• [Exercise instructions]: Which lines of the records contain "mare"? Collect every one of them.

Extracted data entries

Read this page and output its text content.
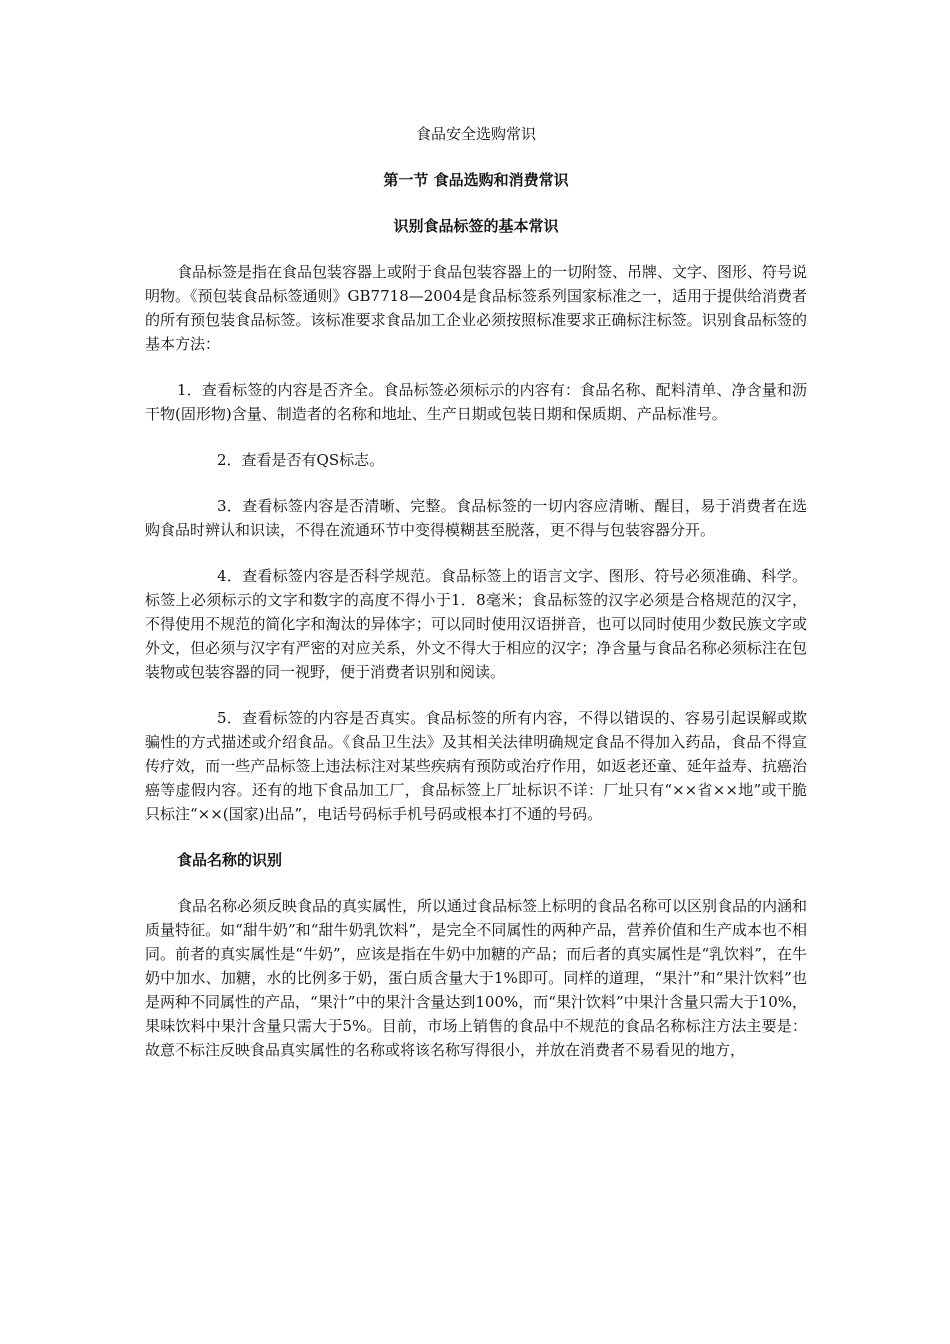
食品安全选购常识
第一节 食品选购和消费常识
识别食品标签的基本常识
食品标签是指在食品包装容器上或附于食品包装容器上的一切附签、吊牌、文字、图形、符号说明物。《预包装食品标签通则》GB7718—2004是食品标签系列国家标准之一，适用于提供给消费者的所有预包装食品标签。该标准要求食品加工企业必须按照标准要求正确标注标签。识别食品标签的基本方法：
1．查看标签的内容是否齐全。食品标签必须标示的内容有：食品名称、配料清单、净含量和沥干物(固形物)含量、制造者的名称和地址、生产日期或包装日期和保质期、产品标准号。
2．查看是否有QS标志。
3．查看标签内容是否清晰、完整。食品标签的一切内容应清晰、醒目，易于消费者在选购食品时辨认和识读，不得在流通环节中变得模糊甚至脱落，更不得与包装容器分开。
4．查看标签内容是否科学规范。食品标签上的语言文字、图形、符号必须准确、科学。标签上必须标示的文字和数字的高度不得小于1．8毫米；食品标签的汉字必须是合格规范的汉字，不得使用不规范的简化字和淘汰的异体字；可以同时使用汉语拼音，也可以同时使用少数民族文字或外文，但必须与汉字有严密的对应关系，外文不得大于相应的汉字；净含量与食品名称必须标注在包装物或包装容器的同一视野，便于消费者识别和阅读。
5．查看标签的内容是否真实。食品标签的所有内容，不得以错误的、容易引起误解或欺骗性的方式描述或介绍食品。《食品卫生法》及其相关法律明确规定食品不得加入药品，食品不得宣传疗效，而一些产品标签上违法标注对某些疾病有预防或治疗作用，如返老还童、延年益寿、抗癌治癌等虚假内容。还有的地下食品加工厂，食品标签上厂址标识不详：厂址只有“××省××地”或干脆只标注“××(国家)出品”，电话号码标手机号码或根本打不通的号码。
食品名称的识别
食品名称必须反映食品的真实属性，所以通过食品标签上标明的食品名称可以区别食品的内涵和质量特征。如“甜牛奶”和“甜牛奶乳饮料”，是完全不同属性的两种产品，营养价值和生产成本也不相同。前者的真实属性是“牛奶”，应该是指在牛奶中加糖的产品；而后者的真实属性是“乳饮料”，在牛奶中加水、加糖，水的比例多于奶，蛋白质含量大于1%即可。同样的道理，“果汁”和“果汁饮料”也是两种不同属性的产品，“果汁”中的果汁含量达到100%，而“果汁饮料”中果汁含量只需大于10%，果味饮料中果汁含量只需大于5%。目前，市场上销售的食品中不规范的食品名称标注方法主要是：故意不标注反映食品真实属性的名称或将该名称写得很小，并放在消费者不易看见的地方，
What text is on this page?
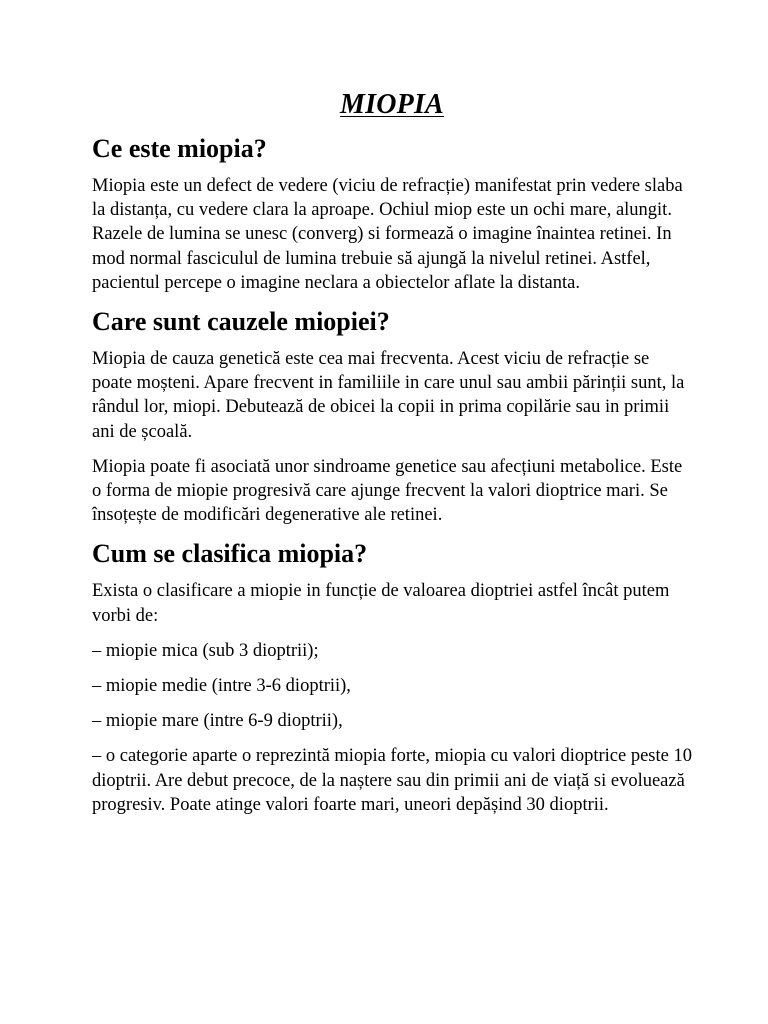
MIOPIA
Ce este miopia?
Miopia este un defect de vedere (viciu de refracție) manifestat prin vedere slaba la distanța, cu vedere clara la aproape. Ochiul miop este un ochi mare, alungit. Razele de lumina se unesc (converg) si formează o imagine înaintea retinei. In mod normal fasciculul de lumina trebuie să ajungă la nivelul retinei. Astfel, pacientul percepe o imagine neclara a obiectelor aflate la distanta.
Care sunt cauzele miopiei?
Miopia de cauza genetică este cea mai frecventa. Acest viciu de refracție se poate moșteni. Apare frecvent in familiile in care unul sau ambii părinții sunt, la rândul lor, miopi. Debutează de obicei la copii in prima copilărie sau in primii ani de școală.
Miopia poate fi asociată unor sindroame genetice sau afecțiuni metabolice. Este o forma de miopie progresivă care ajunge frecvent la valori dioptrice mari. Se însoțește de modificări degenerative ale retinei.
Cum se clasifica miopia?
Exista o clasificare a miopie in funcție de valoarea dioptriei astfel încât putem vorbi de:
– miopie mica (sub 3 dioptrii);
– miopie medie (intre 3-6 dioptrii),
– miopie mare (intre 6-9 dioptrii),
– o categorie aparte o reprezintă miopia forte, miopia cu valori dioptrice peste 10 dioptrii. Are debut precoce, de la naștere sau din primii ani de viață si evoluează progresiv. Poate atinge valori foarte mari, uneori depășind 30 dioptrii.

• [Full response]:
Miopia este un defect de vedere (viciu de refracție) manifestat prin vedere slaba la distanța, cu vedere clara la aproape. Ochiul miop este un ochi mare, alungit. Razele de lumina se unesc (converg) si formează o imagine înaintea retinei. In mod normal fasciculul de lumina trebuie să ajungă la nivelul retinei. Astfel, pacientul percepe o imagine neclara a obiectelor aflate la distanta.
– miopie mare (intre 6-9 dioptrii),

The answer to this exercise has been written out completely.